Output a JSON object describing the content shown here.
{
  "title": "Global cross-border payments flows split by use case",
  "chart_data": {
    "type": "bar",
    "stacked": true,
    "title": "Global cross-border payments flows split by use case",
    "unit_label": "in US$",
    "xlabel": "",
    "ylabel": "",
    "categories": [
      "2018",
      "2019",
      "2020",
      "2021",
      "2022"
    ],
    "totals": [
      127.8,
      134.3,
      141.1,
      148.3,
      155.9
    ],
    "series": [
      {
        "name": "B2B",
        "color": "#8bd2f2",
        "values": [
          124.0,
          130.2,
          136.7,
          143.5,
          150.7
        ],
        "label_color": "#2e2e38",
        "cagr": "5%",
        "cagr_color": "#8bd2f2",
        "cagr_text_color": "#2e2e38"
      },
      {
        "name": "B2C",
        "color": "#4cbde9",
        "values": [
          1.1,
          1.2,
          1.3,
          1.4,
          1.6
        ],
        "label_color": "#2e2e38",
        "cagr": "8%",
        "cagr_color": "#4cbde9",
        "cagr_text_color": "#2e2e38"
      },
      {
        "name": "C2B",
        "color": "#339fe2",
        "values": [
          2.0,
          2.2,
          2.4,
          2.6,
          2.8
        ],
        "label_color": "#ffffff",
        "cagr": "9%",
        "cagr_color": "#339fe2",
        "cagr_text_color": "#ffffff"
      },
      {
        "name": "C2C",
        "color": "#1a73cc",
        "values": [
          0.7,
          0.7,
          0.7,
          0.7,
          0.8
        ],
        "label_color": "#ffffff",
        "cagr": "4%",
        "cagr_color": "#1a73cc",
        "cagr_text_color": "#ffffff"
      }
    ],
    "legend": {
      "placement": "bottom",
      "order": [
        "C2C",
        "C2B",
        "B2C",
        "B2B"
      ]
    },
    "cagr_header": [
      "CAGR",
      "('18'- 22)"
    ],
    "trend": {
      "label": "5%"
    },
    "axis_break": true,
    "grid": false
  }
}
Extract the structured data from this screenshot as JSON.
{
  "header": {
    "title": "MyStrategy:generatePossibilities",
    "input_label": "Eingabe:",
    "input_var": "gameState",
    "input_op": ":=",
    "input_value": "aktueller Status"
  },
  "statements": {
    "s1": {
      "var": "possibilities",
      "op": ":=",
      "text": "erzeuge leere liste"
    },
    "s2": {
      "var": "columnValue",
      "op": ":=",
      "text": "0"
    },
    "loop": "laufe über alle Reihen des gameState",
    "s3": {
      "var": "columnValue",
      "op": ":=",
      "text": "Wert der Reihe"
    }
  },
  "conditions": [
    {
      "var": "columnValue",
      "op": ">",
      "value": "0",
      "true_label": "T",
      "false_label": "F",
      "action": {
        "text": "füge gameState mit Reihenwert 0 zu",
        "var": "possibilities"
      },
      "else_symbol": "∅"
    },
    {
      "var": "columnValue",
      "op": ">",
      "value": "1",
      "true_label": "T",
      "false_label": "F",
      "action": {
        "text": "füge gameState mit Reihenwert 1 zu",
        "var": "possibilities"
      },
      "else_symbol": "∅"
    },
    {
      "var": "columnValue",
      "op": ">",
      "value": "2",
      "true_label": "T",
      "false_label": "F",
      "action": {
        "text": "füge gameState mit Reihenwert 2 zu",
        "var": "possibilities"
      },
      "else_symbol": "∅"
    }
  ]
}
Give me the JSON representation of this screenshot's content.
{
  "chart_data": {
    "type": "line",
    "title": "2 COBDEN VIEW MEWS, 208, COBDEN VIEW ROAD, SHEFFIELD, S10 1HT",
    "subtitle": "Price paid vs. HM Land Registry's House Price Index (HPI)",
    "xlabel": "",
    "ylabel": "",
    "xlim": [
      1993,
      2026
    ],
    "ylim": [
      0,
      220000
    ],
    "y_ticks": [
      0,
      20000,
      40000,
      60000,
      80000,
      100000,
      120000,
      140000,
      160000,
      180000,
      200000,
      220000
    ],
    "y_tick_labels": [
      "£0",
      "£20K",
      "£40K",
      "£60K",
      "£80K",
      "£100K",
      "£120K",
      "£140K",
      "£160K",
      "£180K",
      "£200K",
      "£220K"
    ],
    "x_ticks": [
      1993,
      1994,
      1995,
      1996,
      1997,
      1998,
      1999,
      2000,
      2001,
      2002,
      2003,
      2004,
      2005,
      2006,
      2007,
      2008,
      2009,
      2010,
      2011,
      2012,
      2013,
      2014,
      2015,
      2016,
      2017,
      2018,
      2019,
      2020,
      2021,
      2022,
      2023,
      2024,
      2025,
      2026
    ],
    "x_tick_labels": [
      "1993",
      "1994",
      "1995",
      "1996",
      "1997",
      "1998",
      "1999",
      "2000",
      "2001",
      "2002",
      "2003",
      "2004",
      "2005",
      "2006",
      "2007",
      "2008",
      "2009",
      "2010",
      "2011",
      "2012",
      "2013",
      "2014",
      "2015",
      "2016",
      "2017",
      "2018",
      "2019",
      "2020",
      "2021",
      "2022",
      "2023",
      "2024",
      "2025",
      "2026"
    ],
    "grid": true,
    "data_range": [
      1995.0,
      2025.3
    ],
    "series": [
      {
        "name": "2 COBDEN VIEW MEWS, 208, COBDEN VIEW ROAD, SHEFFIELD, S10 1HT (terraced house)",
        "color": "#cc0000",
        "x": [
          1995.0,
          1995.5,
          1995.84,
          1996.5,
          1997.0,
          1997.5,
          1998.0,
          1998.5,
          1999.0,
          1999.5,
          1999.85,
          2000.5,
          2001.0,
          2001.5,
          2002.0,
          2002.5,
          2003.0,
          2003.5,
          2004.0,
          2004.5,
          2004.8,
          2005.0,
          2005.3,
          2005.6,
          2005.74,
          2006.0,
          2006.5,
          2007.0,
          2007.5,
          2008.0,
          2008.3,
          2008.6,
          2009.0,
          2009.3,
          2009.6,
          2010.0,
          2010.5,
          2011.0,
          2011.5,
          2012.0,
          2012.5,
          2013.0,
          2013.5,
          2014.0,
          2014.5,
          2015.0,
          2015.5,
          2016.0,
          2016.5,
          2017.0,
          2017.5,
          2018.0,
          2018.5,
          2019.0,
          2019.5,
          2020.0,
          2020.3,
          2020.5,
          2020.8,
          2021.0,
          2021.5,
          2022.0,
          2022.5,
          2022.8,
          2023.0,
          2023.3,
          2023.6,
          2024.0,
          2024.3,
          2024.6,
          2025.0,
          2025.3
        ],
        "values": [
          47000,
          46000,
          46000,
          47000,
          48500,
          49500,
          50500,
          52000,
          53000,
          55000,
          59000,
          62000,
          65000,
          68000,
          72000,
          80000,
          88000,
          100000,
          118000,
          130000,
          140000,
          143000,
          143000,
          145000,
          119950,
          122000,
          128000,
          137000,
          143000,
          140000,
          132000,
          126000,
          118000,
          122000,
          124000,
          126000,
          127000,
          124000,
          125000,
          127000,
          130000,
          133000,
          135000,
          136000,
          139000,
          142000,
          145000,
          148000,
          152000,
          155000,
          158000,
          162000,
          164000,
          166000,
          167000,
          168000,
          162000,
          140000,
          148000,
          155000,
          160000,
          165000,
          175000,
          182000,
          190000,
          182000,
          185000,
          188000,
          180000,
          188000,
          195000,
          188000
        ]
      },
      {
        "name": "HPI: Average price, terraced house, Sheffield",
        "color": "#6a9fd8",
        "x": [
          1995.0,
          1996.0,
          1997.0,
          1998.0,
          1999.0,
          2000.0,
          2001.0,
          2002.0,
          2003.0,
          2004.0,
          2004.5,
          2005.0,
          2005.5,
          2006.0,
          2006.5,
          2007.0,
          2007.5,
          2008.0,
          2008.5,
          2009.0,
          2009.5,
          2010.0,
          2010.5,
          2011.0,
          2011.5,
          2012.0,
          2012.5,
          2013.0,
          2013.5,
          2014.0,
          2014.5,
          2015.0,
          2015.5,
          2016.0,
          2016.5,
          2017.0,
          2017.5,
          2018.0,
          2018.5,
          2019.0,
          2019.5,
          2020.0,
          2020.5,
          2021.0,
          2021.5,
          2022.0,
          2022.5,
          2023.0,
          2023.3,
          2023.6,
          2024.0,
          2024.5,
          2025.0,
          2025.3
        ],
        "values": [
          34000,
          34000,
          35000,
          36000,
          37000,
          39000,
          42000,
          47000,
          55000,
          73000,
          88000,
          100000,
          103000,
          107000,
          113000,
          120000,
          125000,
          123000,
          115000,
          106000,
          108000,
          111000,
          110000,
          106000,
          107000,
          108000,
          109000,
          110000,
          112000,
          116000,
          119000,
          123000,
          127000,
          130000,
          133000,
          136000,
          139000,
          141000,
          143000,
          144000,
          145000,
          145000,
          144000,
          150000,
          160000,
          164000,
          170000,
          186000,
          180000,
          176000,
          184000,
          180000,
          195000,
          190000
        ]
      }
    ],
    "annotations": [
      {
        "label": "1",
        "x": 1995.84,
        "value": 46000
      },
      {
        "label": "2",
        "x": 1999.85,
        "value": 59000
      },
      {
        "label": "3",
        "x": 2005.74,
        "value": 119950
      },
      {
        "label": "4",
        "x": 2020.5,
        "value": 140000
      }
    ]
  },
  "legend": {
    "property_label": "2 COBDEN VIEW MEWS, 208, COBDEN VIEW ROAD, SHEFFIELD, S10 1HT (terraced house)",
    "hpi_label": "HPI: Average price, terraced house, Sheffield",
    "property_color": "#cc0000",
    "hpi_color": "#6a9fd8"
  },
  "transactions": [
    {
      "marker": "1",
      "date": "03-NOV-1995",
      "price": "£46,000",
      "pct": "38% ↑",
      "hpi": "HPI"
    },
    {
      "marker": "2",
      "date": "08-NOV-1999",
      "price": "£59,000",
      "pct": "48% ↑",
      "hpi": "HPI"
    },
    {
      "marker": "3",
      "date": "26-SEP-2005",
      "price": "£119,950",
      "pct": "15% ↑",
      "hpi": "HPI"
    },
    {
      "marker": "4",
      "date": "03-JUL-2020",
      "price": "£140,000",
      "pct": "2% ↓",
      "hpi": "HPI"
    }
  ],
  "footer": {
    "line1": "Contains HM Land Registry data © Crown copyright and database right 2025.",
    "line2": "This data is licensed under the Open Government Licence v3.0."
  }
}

......

Directions for this task: Return only the number of lines in the data that contain "border".

Response for this exercise: 2